The problem -
Copy out each line containing "Output" from the entries below.

Data provided -

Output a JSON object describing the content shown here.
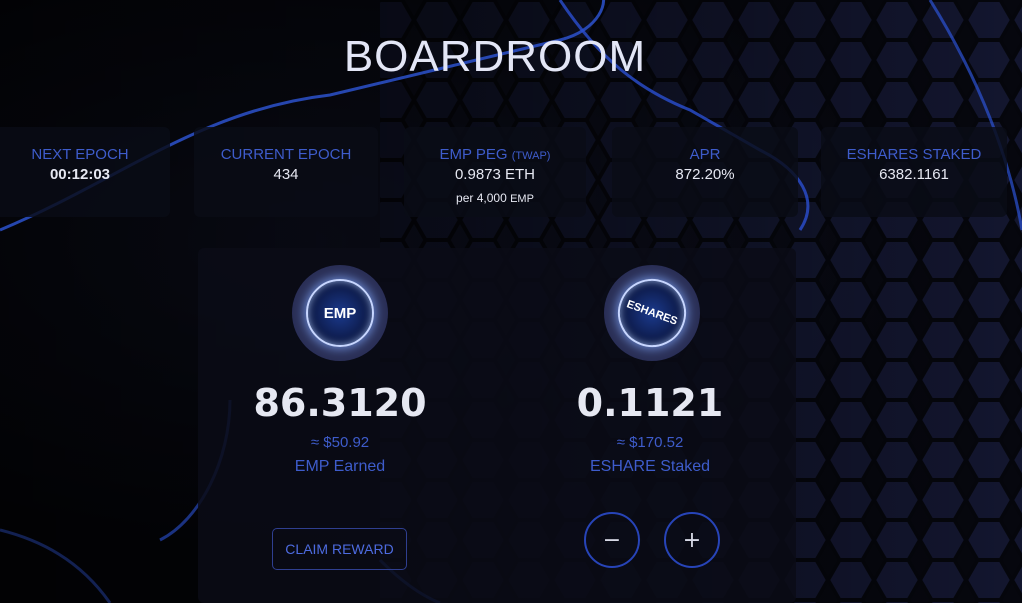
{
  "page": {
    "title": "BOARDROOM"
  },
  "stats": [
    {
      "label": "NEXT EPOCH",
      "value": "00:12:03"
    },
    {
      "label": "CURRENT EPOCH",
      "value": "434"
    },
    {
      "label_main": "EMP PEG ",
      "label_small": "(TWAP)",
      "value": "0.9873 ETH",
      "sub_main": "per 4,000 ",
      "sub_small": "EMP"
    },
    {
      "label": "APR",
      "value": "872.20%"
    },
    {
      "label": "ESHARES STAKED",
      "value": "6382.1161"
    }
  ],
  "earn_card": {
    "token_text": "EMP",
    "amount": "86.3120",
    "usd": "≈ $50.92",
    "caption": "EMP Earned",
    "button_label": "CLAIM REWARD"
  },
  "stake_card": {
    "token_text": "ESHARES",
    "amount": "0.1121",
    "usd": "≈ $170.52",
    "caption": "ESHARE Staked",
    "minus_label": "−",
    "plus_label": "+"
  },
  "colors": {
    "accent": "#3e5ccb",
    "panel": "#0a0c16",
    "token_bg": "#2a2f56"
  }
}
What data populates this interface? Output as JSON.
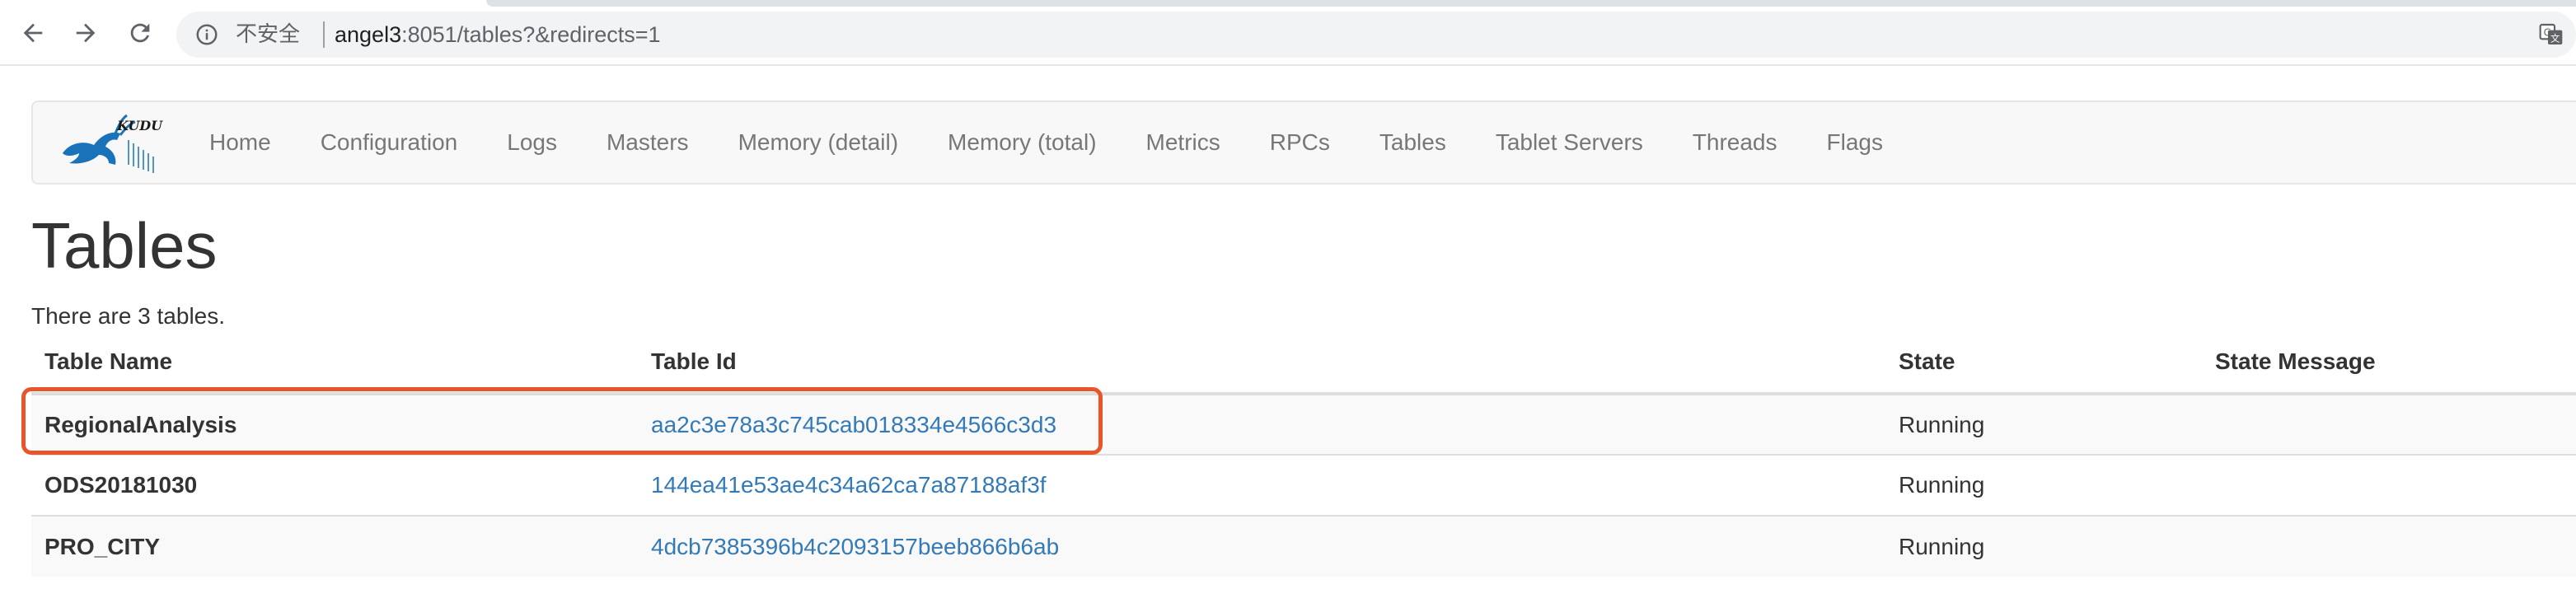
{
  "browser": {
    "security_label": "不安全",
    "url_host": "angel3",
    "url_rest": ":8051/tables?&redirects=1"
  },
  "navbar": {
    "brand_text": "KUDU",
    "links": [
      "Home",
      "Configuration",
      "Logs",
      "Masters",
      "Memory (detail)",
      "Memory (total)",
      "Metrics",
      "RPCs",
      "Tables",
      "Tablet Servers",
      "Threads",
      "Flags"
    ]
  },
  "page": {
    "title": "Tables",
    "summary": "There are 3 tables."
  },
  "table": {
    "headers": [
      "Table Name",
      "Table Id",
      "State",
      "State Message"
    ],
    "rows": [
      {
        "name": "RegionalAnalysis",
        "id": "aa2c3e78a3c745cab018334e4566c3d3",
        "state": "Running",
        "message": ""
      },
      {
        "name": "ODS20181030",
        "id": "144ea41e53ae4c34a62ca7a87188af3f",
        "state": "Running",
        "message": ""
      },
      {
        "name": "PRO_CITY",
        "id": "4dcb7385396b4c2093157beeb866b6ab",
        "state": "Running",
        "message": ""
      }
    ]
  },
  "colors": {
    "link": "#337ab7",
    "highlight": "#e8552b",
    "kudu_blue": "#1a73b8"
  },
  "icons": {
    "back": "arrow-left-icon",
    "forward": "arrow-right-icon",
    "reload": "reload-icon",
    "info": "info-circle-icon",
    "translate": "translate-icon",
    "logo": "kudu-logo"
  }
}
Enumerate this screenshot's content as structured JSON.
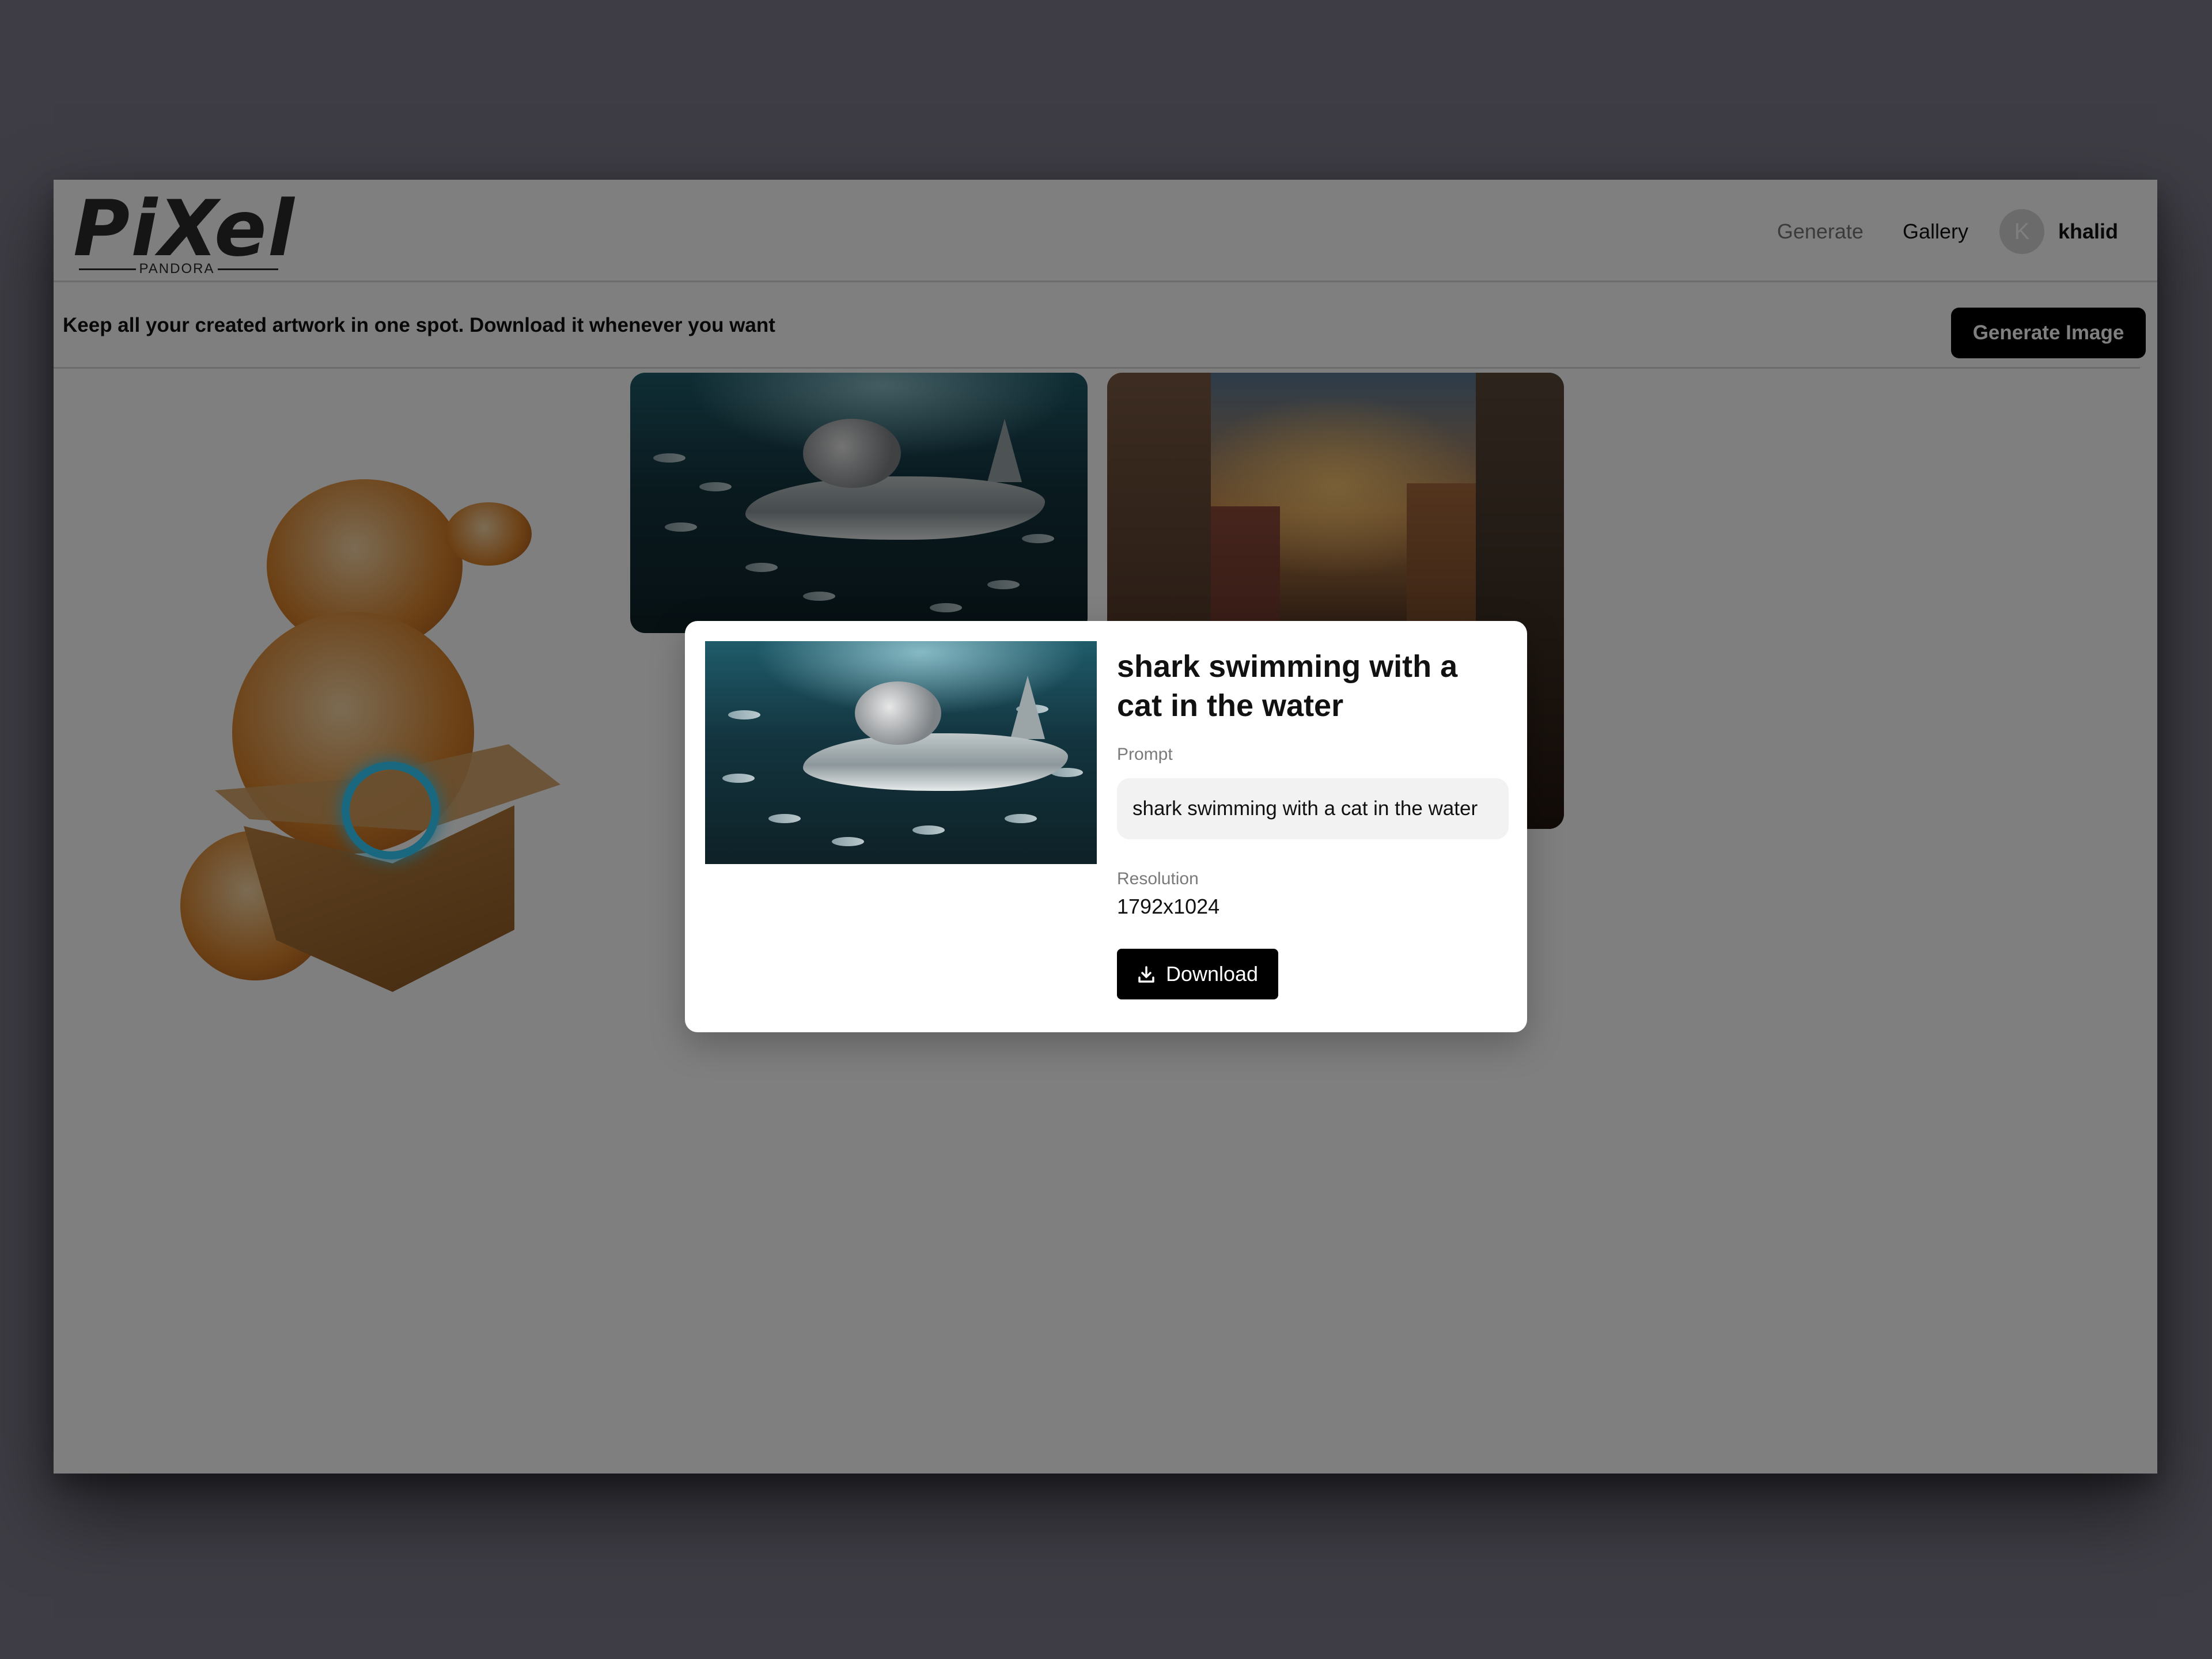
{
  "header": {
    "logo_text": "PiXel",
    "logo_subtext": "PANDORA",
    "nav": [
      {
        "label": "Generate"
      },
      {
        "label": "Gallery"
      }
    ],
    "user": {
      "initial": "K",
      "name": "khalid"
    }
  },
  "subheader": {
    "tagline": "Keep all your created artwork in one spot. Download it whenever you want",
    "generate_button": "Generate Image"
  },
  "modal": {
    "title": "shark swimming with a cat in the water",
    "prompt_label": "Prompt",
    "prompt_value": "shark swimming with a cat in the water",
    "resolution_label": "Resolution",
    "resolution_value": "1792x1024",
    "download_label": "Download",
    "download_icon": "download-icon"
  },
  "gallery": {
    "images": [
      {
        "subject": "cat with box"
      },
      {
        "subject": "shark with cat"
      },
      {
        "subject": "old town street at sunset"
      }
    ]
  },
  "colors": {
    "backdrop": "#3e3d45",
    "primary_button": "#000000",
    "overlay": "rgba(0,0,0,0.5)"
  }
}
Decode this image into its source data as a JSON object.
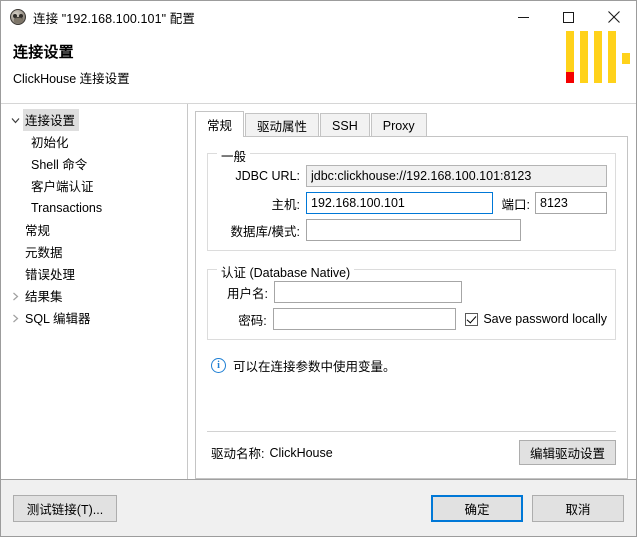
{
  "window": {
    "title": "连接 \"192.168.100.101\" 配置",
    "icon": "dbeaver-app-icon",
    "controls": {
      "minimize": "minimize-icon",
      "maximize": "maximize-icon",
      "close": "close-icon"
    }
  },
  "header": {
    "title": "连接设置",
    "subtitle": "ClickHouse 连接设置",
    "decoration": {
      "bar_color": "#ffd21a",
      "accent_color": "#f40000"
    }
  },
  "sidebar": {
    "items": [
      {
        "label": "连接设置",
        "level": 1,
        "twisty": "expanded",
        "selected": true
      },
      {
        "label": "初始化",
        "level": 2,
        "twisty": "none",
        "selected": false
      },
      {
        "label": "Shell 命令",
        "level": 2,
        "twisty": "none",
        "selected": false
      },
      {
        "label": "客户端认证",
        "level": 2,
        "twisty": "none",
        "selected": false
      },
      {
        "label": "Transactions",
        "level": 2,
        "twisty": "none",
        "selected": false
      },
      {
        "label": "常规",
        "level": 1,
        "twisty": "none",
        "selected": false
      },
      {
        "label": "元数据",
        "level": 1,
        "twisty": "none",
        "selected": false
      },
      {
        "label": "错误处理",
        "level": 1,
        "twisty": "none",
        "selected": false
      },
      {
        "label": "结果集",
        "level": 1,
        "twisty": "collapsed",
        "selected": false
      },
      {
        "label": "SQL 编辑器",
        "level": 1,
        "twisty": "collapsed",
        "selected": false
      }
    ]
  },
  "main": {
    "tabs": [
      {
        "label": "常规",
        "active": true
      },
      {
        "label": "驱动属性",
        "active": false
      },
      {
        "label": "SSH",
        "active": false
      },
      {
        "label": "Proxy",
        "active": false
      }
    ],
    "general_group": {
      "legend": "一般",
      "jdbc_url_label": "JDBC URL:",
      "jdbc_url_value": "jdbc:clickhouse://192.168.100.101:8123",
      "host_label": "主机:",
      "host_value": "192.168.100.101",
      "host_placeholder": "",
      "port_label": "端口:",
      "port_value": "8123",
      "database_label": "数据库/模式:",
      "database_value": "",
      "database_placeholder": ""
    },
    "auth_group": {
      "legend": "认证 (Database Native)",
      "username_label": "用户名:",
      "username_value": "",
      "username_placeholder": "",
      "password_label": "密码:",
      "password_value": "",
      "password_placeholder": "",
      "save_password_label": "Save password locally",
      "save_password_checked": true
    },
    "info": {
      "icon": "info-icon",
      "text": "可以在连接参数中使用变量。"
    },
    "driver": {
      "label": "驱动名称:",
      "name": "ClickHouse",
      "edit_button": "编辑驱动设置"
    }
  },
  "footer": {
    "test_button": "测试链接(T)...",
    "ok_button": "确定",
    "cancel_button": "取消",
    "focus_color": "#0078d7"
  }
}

Response for this exercise -
Output a JSON object describing the content shown here.
What data populates this interface? Output as JSON.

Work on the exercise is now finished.